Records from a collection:
◆ ◆ ◆ ◆ ◆

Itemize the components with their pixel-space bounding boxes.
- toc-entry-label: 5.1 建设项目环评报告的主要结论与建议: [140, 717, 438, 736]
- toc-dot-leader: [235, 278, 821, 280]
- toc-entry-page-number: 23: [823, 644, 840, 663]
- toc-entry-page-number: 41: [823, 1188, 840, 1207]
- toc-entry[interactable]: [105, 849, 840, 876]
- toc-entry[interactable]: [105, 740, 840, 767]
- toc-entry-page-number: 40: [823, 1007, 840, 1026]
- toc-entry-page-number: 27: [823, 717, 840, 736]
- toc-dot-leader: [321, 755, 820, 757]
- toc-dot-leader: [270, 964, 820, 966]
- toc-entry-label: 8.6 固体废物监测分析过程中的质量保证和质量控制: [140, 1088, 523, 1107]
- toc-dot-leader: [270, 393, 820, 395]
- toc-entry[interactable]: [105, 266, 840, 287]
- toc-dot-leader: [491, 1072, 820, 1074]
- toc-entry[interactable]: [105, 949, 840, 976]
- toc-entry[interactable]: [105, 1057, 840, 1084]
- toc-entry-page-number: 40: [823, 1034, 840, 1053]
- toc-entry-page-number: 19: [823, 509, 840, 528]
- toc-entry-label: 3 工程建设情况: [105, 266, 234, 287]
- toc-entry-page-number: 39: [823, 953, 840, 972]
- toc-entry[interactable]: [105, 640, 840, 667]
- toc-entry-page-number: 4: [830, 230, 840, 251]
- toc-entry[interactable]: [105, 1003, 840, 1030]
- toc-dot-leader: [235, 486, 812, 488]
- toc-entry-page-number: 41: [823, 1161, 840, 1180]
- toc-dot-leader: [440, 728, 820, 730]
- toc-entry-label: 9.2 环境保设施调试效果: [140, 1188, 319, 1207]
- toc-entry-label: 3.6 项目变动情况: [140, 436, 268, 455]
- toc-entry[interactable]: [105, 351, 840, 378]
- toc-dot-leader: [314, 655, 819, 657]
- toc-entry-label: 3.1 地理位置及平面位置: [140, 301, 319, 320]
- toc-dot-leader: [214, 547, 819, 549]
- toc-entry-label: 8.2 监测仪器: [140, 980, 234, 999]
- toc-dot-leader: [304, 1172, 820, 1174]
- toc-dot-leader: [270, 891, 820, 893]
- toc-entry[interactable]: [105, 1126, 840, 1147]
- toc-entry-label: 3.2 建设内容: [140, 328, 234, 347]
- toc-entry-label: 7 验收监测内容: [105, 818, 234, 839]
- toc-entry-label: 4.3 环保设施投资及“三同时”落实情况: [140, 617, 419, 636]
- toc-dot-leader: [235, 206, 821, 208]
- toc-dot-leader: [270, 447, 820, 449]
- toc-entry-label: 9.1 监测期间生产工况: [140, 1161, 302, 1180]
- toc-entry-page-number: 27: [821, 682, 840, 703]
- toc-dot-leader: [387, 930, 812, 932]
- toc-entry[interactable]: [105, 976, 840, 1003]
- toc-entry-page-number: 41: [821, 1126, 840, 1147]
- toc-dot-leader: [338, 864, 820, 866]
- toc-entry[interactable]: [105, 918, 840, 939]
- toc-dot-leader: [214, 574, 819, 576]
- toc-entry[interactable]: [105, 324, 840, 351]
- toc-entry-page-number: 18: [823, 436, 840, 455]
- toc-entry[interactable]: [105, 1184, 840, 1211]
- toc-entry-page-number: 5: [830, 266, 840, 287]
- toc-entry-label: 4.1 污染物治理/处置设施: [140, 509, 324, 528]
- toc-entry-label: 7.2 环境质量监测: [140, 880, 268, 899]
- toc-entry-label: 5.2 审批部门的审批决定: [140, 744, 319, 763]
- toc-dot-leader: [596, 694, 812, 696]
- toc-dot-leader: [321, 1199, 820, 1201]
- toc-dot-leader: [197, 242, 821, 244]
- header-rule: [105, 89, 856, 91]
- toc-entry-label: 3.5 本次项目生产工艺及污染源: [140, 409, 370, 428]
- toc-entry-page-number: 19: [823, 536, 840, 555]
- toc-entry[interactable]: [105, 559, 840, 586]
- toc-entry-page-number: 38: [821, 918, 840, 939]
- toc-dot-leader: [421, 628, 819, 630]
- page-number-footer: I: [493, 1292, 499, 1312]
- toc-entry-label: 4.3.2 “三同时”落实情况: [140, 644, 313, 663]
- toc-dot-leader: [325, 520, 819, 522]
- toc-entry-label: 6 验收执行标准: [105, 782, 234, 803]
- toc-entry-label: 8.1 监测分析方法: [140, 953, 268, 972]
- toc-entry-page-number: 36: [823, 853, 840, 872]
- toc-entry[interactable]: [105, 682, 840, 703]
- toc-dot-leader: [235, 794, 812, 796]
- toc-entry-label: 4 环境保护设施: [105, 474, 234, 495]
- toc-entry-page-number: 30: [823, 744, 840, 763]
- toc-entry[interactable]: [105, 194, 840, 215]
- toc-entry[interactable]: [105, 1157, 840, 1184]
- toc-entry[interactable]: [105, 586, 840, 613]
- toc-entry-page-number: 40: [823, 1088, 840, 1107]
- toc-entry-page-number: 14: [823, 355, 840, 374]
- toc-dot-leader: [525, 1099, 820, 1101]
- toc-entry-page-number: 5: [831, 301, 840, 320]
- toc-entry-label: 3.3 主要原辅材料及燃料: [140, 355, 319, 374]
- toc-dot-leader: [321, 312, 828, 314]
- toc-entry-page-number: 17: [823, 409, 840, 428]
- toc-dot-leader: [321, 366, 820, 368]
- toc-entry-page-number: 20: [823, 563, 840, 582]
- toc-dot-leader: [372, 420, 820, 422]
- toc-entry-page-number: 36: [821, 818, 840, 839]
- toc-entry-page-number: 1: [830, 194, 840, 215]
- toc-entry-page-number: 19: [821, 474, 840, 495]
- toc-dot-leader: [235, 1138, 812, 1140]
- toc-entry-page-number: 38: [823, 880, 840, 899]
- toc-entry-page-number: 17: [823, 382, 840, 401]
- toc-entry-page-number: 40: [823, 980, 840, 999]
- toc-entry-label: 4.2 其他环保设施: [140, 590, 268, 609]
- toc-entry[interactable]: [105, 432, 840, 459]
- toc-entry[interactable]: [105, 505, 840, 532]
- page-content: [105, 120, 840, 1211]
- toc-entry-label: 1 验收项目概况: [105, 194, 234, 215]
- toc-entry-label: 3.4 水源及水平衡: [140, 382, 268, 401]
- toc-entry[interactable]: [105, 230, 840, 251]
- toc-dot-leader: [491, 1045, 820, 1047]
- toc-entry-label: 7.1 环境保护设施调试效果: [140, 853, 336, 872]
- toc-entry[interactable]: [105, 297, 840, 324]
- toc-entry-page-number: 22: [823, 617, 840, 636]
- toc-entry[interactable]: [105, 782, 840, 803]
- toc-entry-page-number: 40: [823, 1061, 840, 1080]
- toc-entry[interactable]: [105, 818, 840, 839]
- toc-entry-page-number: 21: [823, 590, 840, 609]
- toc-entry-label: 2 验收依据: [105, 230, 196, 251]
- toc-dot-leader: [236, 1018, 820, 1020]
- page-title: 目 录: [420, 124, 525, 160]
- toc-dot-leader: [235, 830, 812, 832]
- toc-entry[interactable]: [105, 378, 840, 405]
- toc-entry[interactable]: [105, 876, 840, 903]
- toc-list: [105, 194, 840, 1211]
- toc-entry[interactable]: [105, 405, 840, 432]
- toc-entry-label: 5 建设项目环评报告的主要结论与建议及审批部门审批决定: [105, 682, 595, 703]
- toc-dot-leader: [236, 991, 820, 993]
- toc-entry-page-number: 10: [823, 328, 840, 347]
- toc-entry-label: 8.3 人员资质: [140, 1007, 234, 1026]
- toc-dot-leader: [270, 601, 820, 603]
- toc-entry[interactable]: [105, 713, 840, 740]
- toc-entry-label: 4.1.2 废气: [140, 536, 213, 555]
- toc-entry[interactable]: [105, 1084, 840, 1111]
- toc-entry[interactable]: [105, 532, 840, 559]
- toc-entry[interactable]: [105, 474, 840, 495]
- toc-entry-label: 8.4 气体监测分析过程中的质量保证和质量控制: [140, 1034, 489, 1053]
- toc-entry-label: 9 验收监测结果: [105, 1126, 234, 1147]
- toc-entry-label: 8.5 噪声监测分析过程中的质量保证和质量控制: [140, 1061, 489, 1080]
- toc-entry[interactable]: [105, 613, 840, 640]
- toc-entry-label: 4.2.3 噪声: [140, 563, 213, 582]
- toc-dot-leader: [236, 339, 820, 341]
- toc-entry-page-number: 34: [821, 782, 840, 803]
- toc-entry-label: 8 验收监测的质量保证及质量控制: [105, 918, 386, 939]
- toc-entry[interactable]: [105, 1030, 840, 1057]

◆ ◆ ◆ ◆ ◆

Instruction: Copy the records word for word from the start through the line containing "- toc-entry[interactable]: [105, 266, 840, 287]".

Solution:
Itemize the components with their pixel-space bounding boxes.
- toc-entry-label: 5.1 建设项目环评报告的主要结论与建议: [140, 717, 438, 736]
- toc-dot-leader: [235, 278, 821, 280]
- toc-entry-page-number: 23: [823, 644, 840, 663]
- toc-entry-page-number: 41: [823, 1188, 840, 1207]
- toc-entry[interactable]: [105, 849, 840, 876]
- toc-entry[interactable]: [105, 740, 840, 767]
- toc-entry-page-number: 40: [823, 1007, 840, 1026]
- toc-entry-page-number: 27: [823, 717, 840, 736]
- toc-dot-leader: [321, 755, 820, 757]
- toc-dot-leader: [270, 964, 820, 966]
- toc-entry-label: 8.6 固体废物监测分析过程中的质量保证和质量控制: [140, 1088, 523, 1107]
- toc-dot-leader: [270, 393, 820, 395]
- toc-entry[interactable]: [105, 266, 840, 287]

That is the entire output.